- [The exercise] Retype the material word for word.

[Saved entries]
·····
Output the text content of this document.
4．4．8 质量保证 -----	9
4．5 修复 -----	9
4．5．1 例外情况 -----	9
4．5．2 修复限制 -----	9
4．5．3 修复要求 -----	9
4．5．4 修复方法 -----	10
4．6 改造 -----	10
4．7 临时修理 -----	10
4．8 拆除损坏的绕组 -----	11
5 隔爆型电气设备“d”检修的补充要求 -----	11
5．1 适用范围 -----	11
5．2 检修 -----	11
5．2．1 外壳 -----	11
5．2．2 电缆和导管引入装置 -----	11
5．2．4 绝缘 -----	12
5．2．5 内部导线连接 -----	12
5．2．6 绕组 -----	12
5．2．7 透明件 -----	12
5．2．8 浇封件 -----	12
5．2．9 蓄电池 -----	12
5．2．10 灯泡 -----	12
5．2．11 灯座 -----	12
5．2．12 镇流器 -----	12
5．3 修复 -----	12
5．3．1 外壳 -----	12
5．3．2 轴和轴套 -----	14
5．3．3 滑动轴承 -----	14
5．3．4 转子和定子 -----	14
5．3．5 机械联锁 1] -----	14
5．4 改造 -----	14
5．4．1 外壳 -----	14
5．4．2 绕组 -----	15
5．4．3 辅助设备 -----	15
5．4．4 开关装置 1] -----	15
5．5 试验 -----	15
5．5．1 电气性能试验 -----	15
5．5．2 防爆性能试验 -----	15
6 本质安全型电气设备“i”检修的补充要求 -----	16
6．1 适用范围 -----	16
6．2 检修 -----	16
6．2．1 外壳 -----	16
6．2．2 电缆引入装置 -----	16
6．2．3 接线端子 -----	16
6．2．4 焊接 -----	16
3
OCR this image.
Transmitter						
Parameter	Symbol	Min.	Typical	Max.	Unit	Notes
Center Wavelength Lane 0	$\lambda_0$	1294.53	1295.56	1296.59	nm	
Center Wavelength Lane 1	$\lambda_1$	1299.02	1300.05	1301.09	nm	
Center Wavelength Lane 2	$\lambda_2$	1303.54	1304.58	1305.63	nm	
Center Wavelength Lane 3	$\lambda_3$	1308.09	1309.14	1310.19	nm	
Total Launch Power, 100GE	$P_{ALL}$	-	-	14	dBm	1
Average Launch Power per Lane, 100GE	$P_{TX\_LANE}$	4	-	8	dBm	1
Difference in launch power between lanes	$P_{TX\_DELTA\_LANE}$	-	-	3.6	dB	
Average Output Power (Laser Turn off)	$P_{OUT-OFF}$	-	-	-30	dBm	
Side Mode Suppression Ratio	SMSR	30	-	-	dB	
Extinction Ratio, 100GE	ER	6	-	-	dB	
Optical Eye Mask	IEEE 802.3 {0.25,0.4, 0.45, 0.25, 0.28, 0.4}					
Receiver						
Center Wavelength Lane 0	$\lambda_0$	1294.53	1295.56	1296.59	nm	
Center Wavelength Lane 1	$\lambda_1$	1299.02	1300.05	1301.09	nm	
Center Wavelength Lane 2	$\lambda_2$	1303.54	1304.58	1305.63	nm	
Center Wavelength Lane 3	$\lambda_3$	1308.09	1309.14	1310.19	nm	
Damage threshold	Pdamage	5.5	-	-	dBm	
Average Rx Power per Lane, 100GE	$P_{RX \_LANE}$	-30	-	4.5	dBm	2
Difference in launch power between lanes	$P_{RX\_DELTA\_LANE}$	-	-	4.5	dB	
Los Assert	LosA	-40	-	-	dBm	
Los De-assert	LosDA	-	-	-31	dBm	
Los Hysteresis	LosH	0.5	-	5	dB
·····
- [Task solution]
Output the text content of this document.
4．4．8 质量保证 -----	9
4．5 修复 -----	9
4．5．1 例外情况 -----	9
4．5．2 修复限制 -----	9
4．5．3 修复要求 -----	9
4．5．4 修复方法 -----	10
4．6 改造 -----	10
4．7 临时修理 -----	10
4．8 拆除损坏的绕组 -----	11
5 隔爆型电气设备“d”检修的补充要求 -----	11
5．1 适用范围 -----	11
5．2 检修 -----	11
5．2．1 外壳 -----	11
5．2．2 电缆和导管引入装置 -----	11
5．2．4 绝缘 -----	12
5．2．5 内部导线连接 -----	12
5．2．6 绕组 -----	12
5．2．7 透明件 -----	12
5．2．8 浇封件 -----	12
5．2．9 蓄电池 -----	12
5．2．10 灯泡 -----	12
5．2．11 灯座 -----	12
5．2．12 镇流器 -----	12
5．3 修复 -----	12
5．3．1 外壳 -----	12
5．3．2 轴和轴套 -----	14
5．3．3 滑动轴承 -----	14
5．3．4 转子和定子 -----	14
5．3．5 机械联锁 1] -----	14
5．4 改造 -----	14
5．4．1 外壳 -----	14
5．4．2 绕组 -----	15
5．4．3 辅助设备 -----	15
5．4．4 开关装置 1] -----	15
5．5 试验 -----	15
5．5．1 电气性能试验 -----	15
5．5．2 防爆性能试验 -----	15
6 本质安全型电气设备“i”检修的补充要求 -----	16
6．1 适用范围 -----	16
6．2 检修 -----	16
6．2．1 外壳 -----	16
6．2．2 电缆引入装置 -----	16
6．2．3 接线端子 -----	16
6．2．4 焊接 -----	16
3
OCR this image.
Transmitter						
Parameter	Symbol	Min.	Typical	Max.	Unit	Notes
Center Wavelength Lane 0	$\lambda_0$	1294.53	1295.56	1296.59	nm	
Center Wavelength Lane 1	$\lambda_1$	1299.02	1300.05	1301.09	nm	
Center Wavelength Lane 2	$\lambda_2$	1303.54	1304.58	1305.63	nm	
Center Wavelength Lane 3	$\lambda_3$	1308.09	1309.14	1310.19	nm	
Total Launch Power, 100GE	$P_{ALL}$	-	-	14	dBm	1
Average Launch Power per Lane, 100GE	$P_{TX\_LANE}$	4	-	8	dBm	1
Difference in launch power between lanes	$P_{TX\_DELTA\_LANE}$	-	-	3.6	dB	
Average Output Power (Laser Turn off)	$P_{OUT-OFF}$	-	-	-30	dBm	
Side Mode Suppression Ratio	SMSR	30	-	-	dB	
Extinction Ratio, 100GE	ER	6	-	-	dB	
Optical Eye Mask	IEEE 802.3 {0.25,0.4, 0.45, 0.25, 0.28, 0.4}					
Receiver						
Center Wavelength Lane 0	$\lambda_0$	1294.53	1295.56	1296.59	nm	
Center Wavelength Lane 1	$\lambda_1$	1299.02	1300.05	1301.09	nm	
Center Wavelength Lane 2	$\lambda_2$	1303.54	1304.58	1305.63	nm	
Center Wavelength Lane 3	$\lambda_3$	1308.09	1309.14	1310.19	nm	
Damage threshold	Pdamage	5.5	-	-	dBm	
Average Rx Power per Lane, 100GE	$P_{RX \_LANE}$	-30	-	4.5	dBm	2
Difference in launch power between lanes	$P_{RX\_DELTA\_LANE}$	-	-	4.5	dB	
Los Assert	LosA	-40	-	-	dBm	
Los De-assert	LosDA	-	-	-31	dBm	
Los Hysteresis	LosH	0.5	-	5	dB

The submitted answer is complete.